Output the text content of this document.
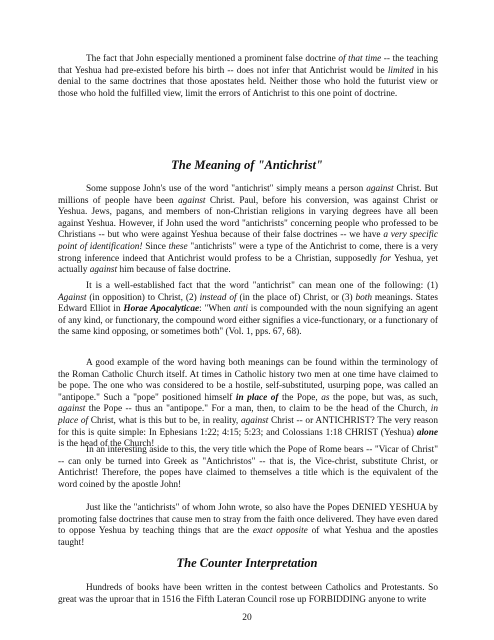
The fact that John especially mentioned a prominent false doctrine of that time -- the teaching that Yeshua had pre-existed before his birth -- does not infer that Antichrist would be limited in his denial to the same doctrines that those apostates held. Neither those who hold the futurist view or those who hold the fulfilled view, limit the errors of Antichrist to this one point of doctrine.

The Meaning of "Antichrist"

Some suppose John's use of the word "antichrist" simply means a person against Christ. But millions of people have been against Christ. Paul, before his conversion, was against Christ or Yeshua. Jews, pagans, and members of non-Christian religions in varying degrees have all been against Yeshua. However, if John used the word "antichrists" concerning people who professed to be Christians -- but who were against Yeshua because of their false doctrines -- we have a very specific point of identification! Since these "antichrists" were a type of the Antichrist to come, there is a very strong inference indeed that Antichrist would profess to be a Christian, supposedly for Yeshua, yet actually against him because of false doctrine.

It is a well-established fact that the word "antichrist" can mean one of the following: (1) Against (in opposition) to Christ, (2) instead of (in the place of) Christ, or (3) both meanings. States Edward Elliot in Horae Apocalyticae: "When anti is compounded with the noun signifying an agent of any kind, or functionary, the compound word either signifies a vice-functionary, or a functionary of the same kind opposing, or sometimes both" (Vol. 1, pps. 67, 68).

A good example of the word having both meanings can be found within the terminology of the Roman Catholic Church itself. At times in Catholic history two men at one time have claimed to be pope. The one who was considered to be a hostile, self-substituted, usurping pope, was called an "antipope." Such a "pope" positioned himself in place of the Pope, as the pope, but was, as such, against the Pope -- thus an "antipope." For a man, then, to claim to be the head of the Church, in place of Christ, what is this but to be, in reality, against Christ -- or ANTICHRIST? The very reason for this is quite simple: In Ephesians 1:22; 4:15; 5:23; and Colossians 1:18 CHRIST (Yeshua) alone is the head of the Church!

In an interesting aside to this, the very title which the Pope of Rome bears -- "Vicar of Christ" -- can only be turned into Greek as "Antichristos" -- that is, the Vice-christ, substitute Christ, or Antichrist! Therefore, the popes have claimed to themselves a title which is the equivalent of the word coined by the apostle John!

Just like the "antichrists" of whom John wrote, so also have the Popes DENIED YESHUA by promoting false doctrines that cause men to stray from the faith once delivered. They have even dared to oppose Yeshua by teaching things that are the exact opposite of what Yeshua and the apostles taught!

The Counter Interpretation

Hundreds of books have been written in the contest between Catholics and Protestants. So great was the uproar that in 1516 the Fifth Lateran Council rose up FORBIDDING anyone to write

20
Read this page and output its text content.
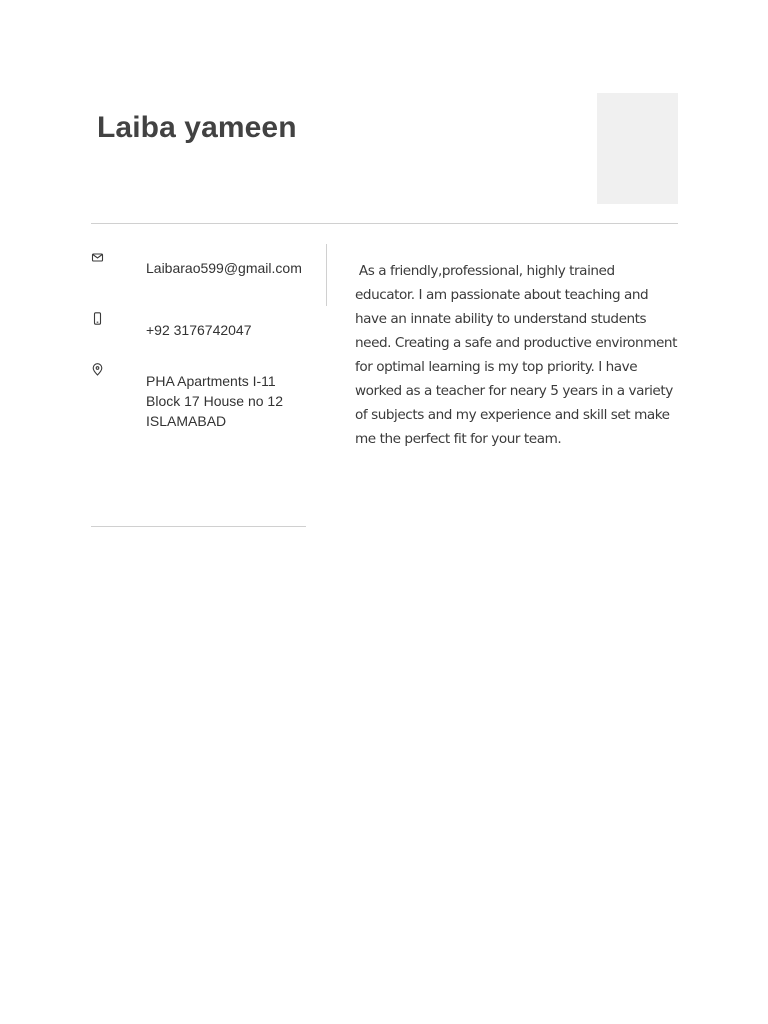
Laiba yameen
Laibarao599@gmail.com
+92 3176742047
PHA Apartments I-11
Block 17 House no 12
ISLAMABAD

As a friendly,professional, highly trained educator. I am passionate about teaching and have an innate ability to understand students need. Creating a safe and productive environment for optimal learning is my top priority. I have worked as a teacher for neary 5 years in a variety of subjects and my experience and skill set make me the perfect fit for your team.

..........

**GIVEN REQUEST:** State how many lines of the material contain the string "content", with no other words.

**EXERCISE SOLUTION:** 2